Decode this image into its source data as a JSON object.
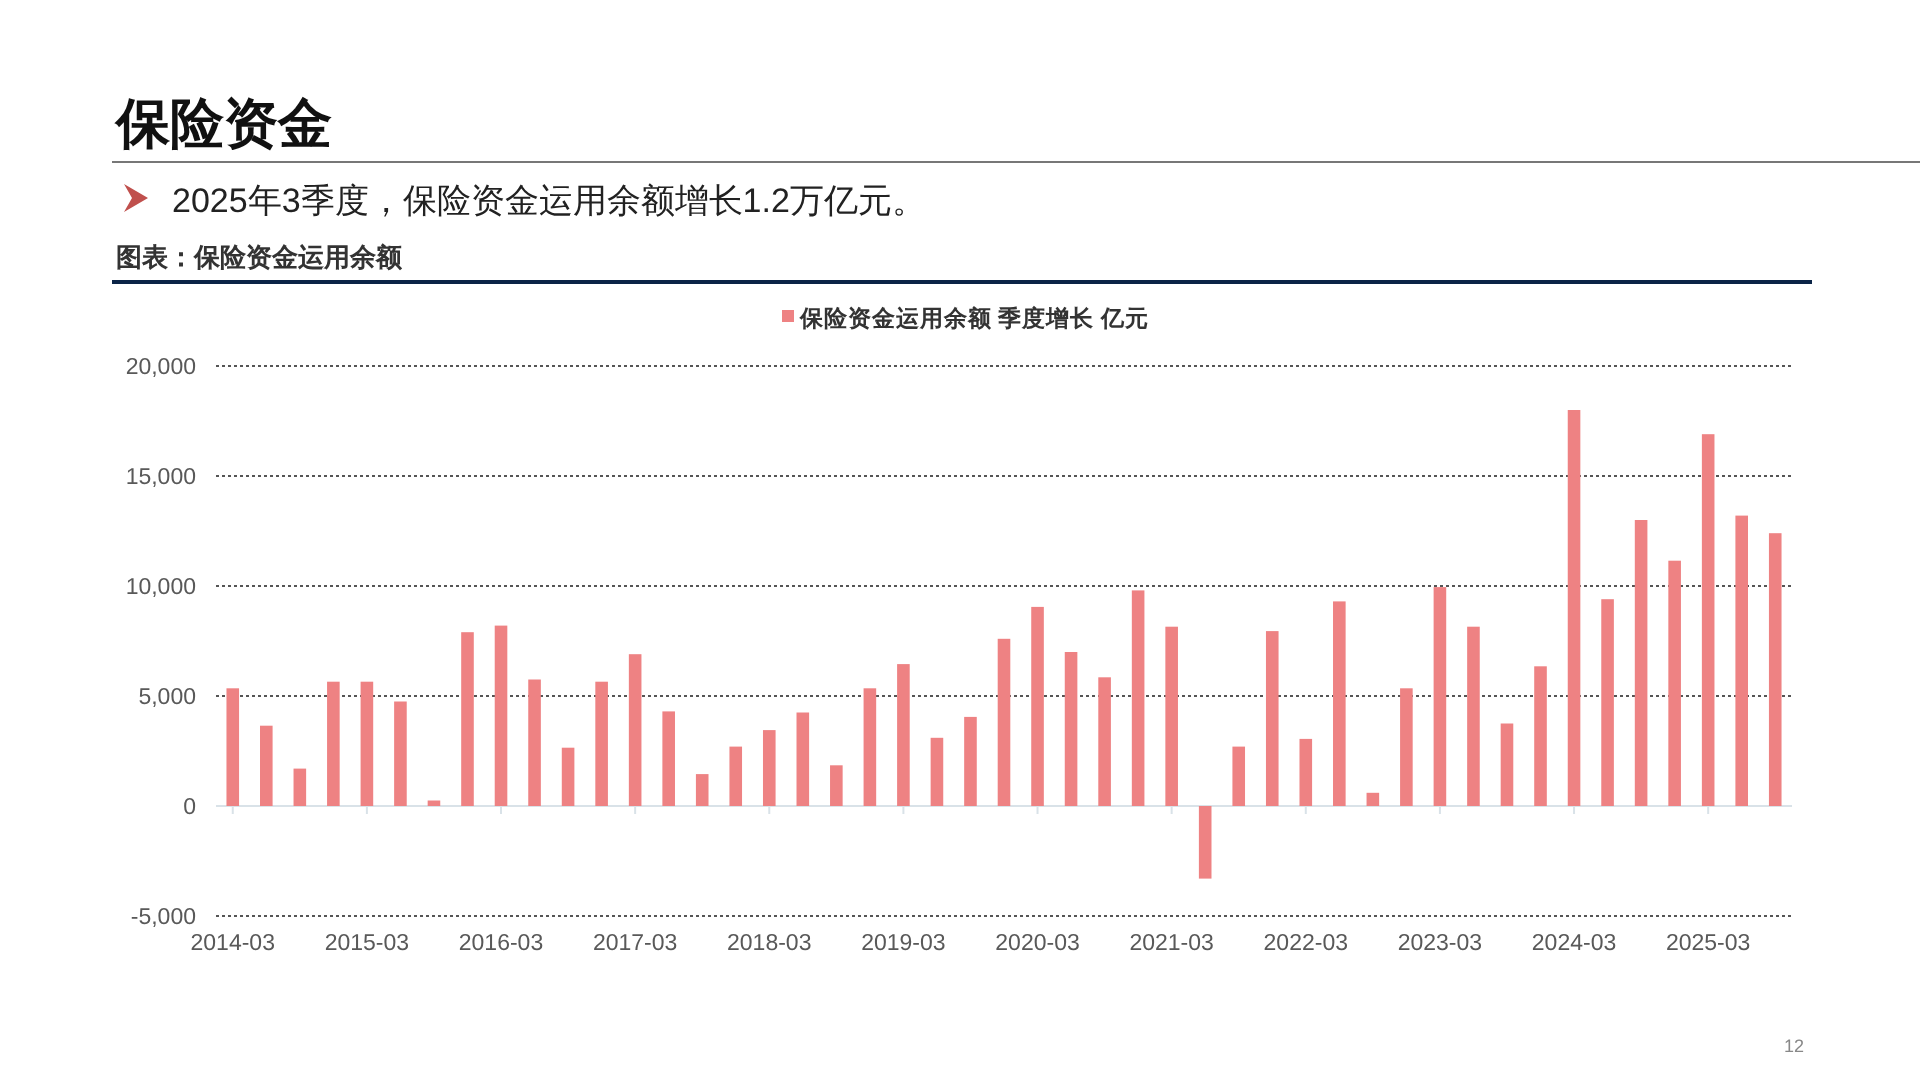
{
  "chart_data": {
    "type": "bar",
    "title": "保险资金",
    "subtitle": "2025年3季度，保险资金运用余额增长1.2万亿元。",
    "annotations": [
      "图表：保险资金运用余额",
      "12"
    ],
    "categories": [
      "2014-03",
      null,
      null,
      null,
      "2015-03",
      null,
      null,
      null,
      "2016-03",
      null,
      null,
      null,
      "2017-03",
      null,
      null,
      null,
      "2018-03",
      null,
      null,
      null,
      "2019-03",
      null,
      null,
      null,
      "2020-03",
      null,
      null,
      null,
      "2021-03",
      null,
      null,
      null,
      "2022-03",
      null,
      null,
      null,
      "2023-03",
      null,
      null,
      null,
      "2024-03",
      null,
      null,
      null,
      "2025-03",
      null,
      null
    ],
    "series": [
      {
        "name": "保险资金运用余额 季度增长 亿元",
        "color": "#ee8283",
        "values": [
          5350,
          3650,
          1700,
          5650,
          5650,
          4750,
          250,
          7900,
          8200,
          5750,
          2650,
          5650,
          6900,
          4300,
          1450,
          2700,
          3450,
          4250,
          1850,
          5350,
          6450,
          3100,
          4050,
          7600,
          9050,
          7000,
          5850,
          9800,
          8150,
          -3300,
          2700,
          7950,
          3050,
          9300,
          600,
          5350,
          9950,
          8150,
          3750,
          6350,
          18000,
          9400,
          13000,
          11150,
          16900,
          13200,
          12400
        ]
      }
    ],
    "ylim": [
      -5000,
      20000
    ],
    "yticks": [
      {
        "value": 20000,
        "label": "20,000"
      },
      {
        "value": 15000,
        "label": "15,000"
      },
      {
        "value": 10000,
        "label": "10,000"
      },
      {
        "value": 5000,
        "label": "5,000"
      },
      0,
      {
        "value": -5000,
        "label": "-5,000"
      }
    ],
    "grid": "y",
    "legend": "top"
  }
}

· · · · ·

Print all entries exactly. The images do not belong in the copy.

Complete answer:
Decode this image into its source data as a JSON object.
{
  "chart_data": {
    "type": "bar",
    "title": "保险资金",
    "subtitle": "2025年3季度，保险资金运用余额增长1.2万亿元。",
    "annotations": [
      "图表：保险资金运用余额",
      "12"
    ],
    "categories": [
      "2014-03",
      null,
      null,
      null,
      "2015-03",
      null,
      null,
      null,
      "2016-03",
      null,
      null,
      null,
      "2017-03",
      null,
      null,
      null,
      "2018-03",
      null,
      null,
      null,
      "2019-03",
      null,
      null,
      null,
      "2020-03",
      null,
      null,
      null,
      "2021-03",
      null,
      null,
      null,
      "2022-03",
      null,
      null,
      null,
      "2023-03",
      null,
      null,
      null,
      "2024-03",
      null,
      null,
      null,
      "2025-03",
      null,
      null
    ],
    "series": [
      {
        "name": "保险资金运用余额 季度增长 亿元",
        "color": "#ee8283",
        "values": [
          5350,
          3650,
          1700,
          5650,
          5650,
          4750,
          250,
          7900,
          8200,
          5750,
          2650,
          5650,
          6900,
          4300,
          1450,
          2700,
          3450,
          4250,
          1850,
          5350,
          6450,
          3100,
          4050,
          7600,
          9050,
          7000,
          5850,
          9800,
          8150,
          -3300,
          2700,
          7950,
          3050,
          9300,
          600,
          5350,
          9950,
          8150,
          3750,
          6350,
          18000,
          9400,
          13000,
          11150,
          16900,
          13200,
          12400
        ]
      }
    ],
    "ylim": [
      -5000,
      20000
    ],
    "yticks": [
      {
        "value": 20000,
        "label": "20,000"
      },
      {
        "value": 15000,
        "label": "15,000"
      },
      {
        "value": 10000,
        "label": "10,000"
      },
      {
        "value": 5000,
        "label": "5,000"
      },
      0,
      {
        "value": -5000,
        "label": "-5,000"
      }
    ],
    "grid": "y",
    "legend": "top"
  }
}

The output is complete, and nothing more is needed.